**Stated task:** Reproduce the listing exactly, with no pictures in your copy.

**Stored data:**
-- START --

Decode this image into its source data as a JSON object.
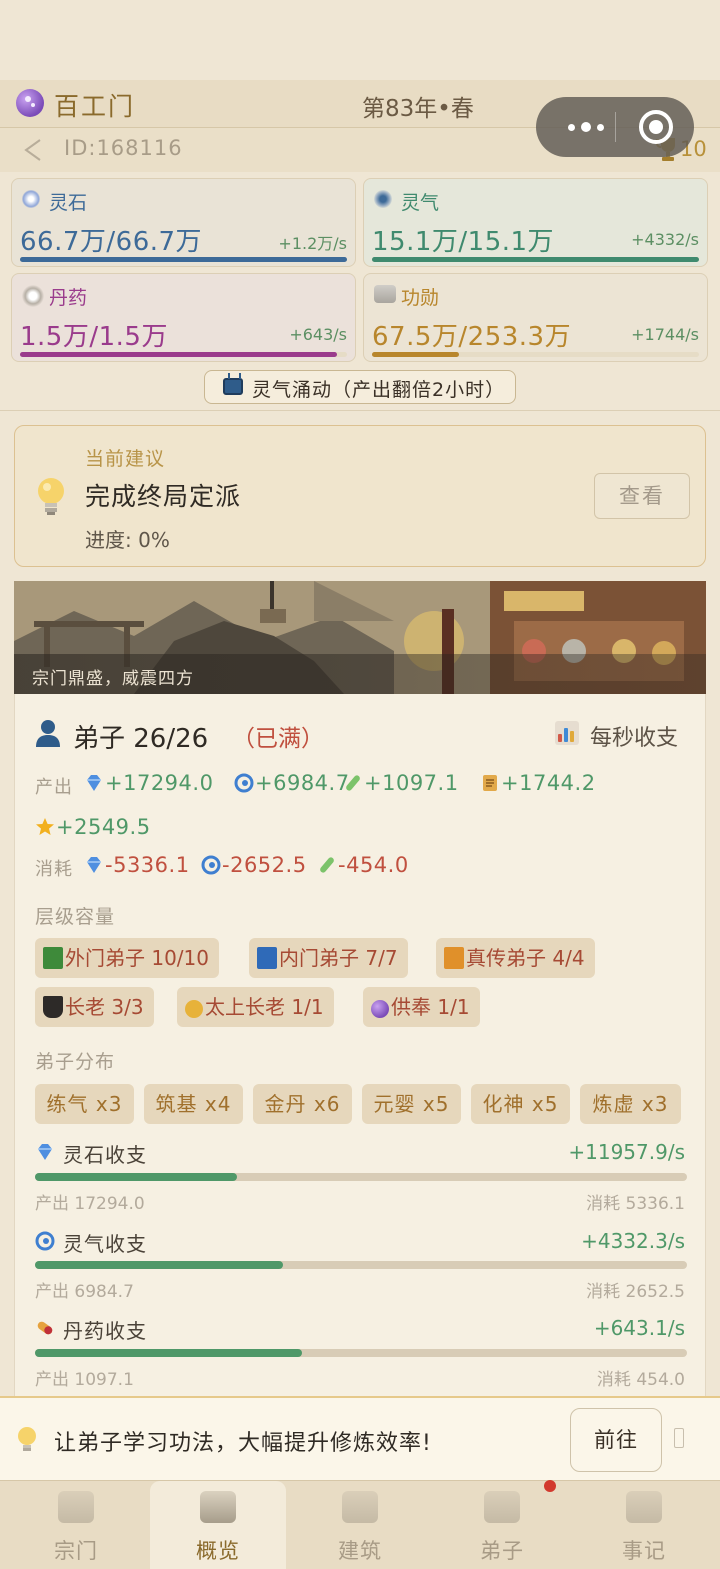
{
  "header": {
    "sect_name": "百工门",
    "date": "第83年•春",
    "id_text": "ID:168116",
    "trophy_count": "10"
  },
  "resources": [
    {
      "name": "灵石",
      "value": "66.7万/66.7万",
      "rate": "+1.2万/s",
      "fill": 1.0,
      "color": "#3d6a98",
      "name_color": "#3d6a98"
    },
    {
      "name": "灵气",
      "value": "15.1万/15.1万",
      "rate": "+4332/s",
      "fill": 1.0,
      "color": "#3f8a6e",
      "name_color": "#3f8a6e"
    },
    {
      "name": "丹药",
      "value": "1.5万/1.5万",
      "rate": "+643/s",
      "fill": 0.97,
      "color": "#9a3b8c",
      "name_color": "#9a3b8c"
    },
    {
      "name": "功勋",
      "value": "67.5万/253.3万",
      "rate": "+1744/s",
      "fill": 0.266,
      "color": "#b8862c",
      "name_color": "#b8862c"
    }
  ],
  "boost_label": "灵气涌动（产出翻倍2小时）",
  "suggestion": {
    "heading": "当前建议",
    "title": "完成终局定派",
    "progress": "进度: 0%",
    "button": "查看"
  },
  "banner_caption": "宗门鼎盛，威震四方",
  "disciples": {
    "title": "弟子 26/26",
    "full_label": "（已满）",
    "per_sec_label": "每秒收支",
    "output_label": "产出",
    "consume_label": "消耗",
    "output": [
      "+17294.0",
      "+6984.7",
      "+1097.1",
      "+1744.2",
      "+2549.5"
    ],
    "consume": [
      "-5336.1",
      "-2652.5",
      "-454.0"
    ],
    "tier_label": "层级容量",
    "tiers": [
      "外门弟子 10/10",
      "内门弟子 7/7",
      "真传弟子 4/4",
      "长老 3/3",
      "太上长老 1/1",
      "供奉 1/1"
    ],
    "dist_label": "弟子分布",
    "realms": [
      "练气 x3",
      "筑基 x4",
      "金丹 x6",
      "元婴 x5",
      "化神 x5",
      "炼虚 x3"
    ],
    "flows": [
      {
        "name": "灵石收支",
        "rate": "+11957.9/s",
        "in": "产出 17294.0",
        "out": "消耗 5336.1",
        "fill": 0.31
      },
      {
        "name": "灵气收支",
        "rate": "+4332.3/s",
        "in": "产出 6984.7",
        "out": "消耗 2652.5",
        "fill": 0.38
      },
      {
        "name": "丹药收支",
        "rate": "+643.1/s",
        "in": "产出 1097.1",
        "out": "消耗 454.0",
        "fill": 0.41
      }
    ]
  },
  "tip": {
    "text": "让弟子学习功法，大幅提升修炼效率!",
    "button": "前往"
  },
  "tabs": [
    "宗门",
    "概览",
    "建筑",
    "弟子",
    "事记"
  ],
  "active_tab": "概览"
}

-- END --

**Final answer:**
Decode this image into its source data as a JSON object.
{
  "header": {
    "sect_name": "百工门",
    "date": "第83年•春",
    "id_text": "ID:168116",
    "trophy_count": "10"
  },
  "resources": [
    {
      "name": "灵石",
      "value": "66.7万/66.7万",
      "rate": "+1.2万/s",
      "fill": 1.0,
      "color": "#3d6a98",
      "name_color": "#3d6a98"
    },
    {
      "name": "灵气",
      "value": "15.1万/15.1万",
      "rate": "+4332/s",
      "fill": 1.0,
      "color": "#3f8a6e",
      "name_color": "#3f8a6e"
    },
    {
      "name": "丹药",
      "value": "1.5万/1.5万",
      "rate": "+643/s",
      "fill": 0.97,
      "color": "#9a3b8c",
      "name_color": "#9a3b8c"
    },
    {
      "name": "功勋",
      "value": "67.5万/253.3万",
      "rate": "+1744/s",
      "fill": 0.266,
      "color": "#b8862c",
      "name_color": "#b8862c"
    }
  ],
  "boost_label": "灵气涌动（产出翻倍2小时）",
  "suggestion": {
    "heading": "当前建议",
    "title": "完成终局定派",
    "progress": "进度: 0%",
    "button": "查看"
  },
  "banner_caption": "宗门鼎盛，威震四方",
  "disciples": {
    "title": "弟子 26/26",
    "full_label": "（已满）",
    "per_sec_label": "每秒收支",
    "output_label": "产出",
    "consume_label": "消耗",
    "output": [
      "+17294.0",
      "+6984.7",
      "+1097.1",
      "+1744.2",
      "+2549.5"
    ],
    "consume": [
      "-5336.1",
      "-2652.5",
      "-454.0"
    ],
    "tier_label": "层级容量",
    "tiers": [
      "外门弟子 10/10",
      "内门弟子 7/7",
      "真传弟子 4/4",
      "长老 3/3",
      "太上长老 1/1",
      "供奉 1/1"
    ],
    "dist_label": "弟子分布",
    "realms": [
      "练气 x3",
      "筑基 x4",
      "金丹 x6",
      "元婴 x5",
      "化神 x5",
      "炼虚 x3"
    ],
    "flows": [
      {
        "name": "灵石收支",
        "rate": "+11957.9/s",
        "in": "产出 17294.0",
        "out": "消耗 5336.1",
        "fill": 0.31
      },
      {
        "name": "灵气收支",
        "rate": "+4332.3/s",
        "in": "产出 6984.7",
        "out": "消耗 2652.5",
        "fill": 0.38
      },
      {
        "name": "丹药收支",
        "rate": "+643.1/s",
        "in": "产出 1097.1",
        "out": "消耗 454.0",
        "fill": 0.41
      }
    ]
  },
  "tip": {
    "text": "让弟子学习功法，大幅提升修炼效率!",
    "button": "前往"
  },
  "tabs": [
    "宗门",
    "概览",
    "建筑",
    "弟子",
    "事记"
  ],
  "active_tab": "概览"
}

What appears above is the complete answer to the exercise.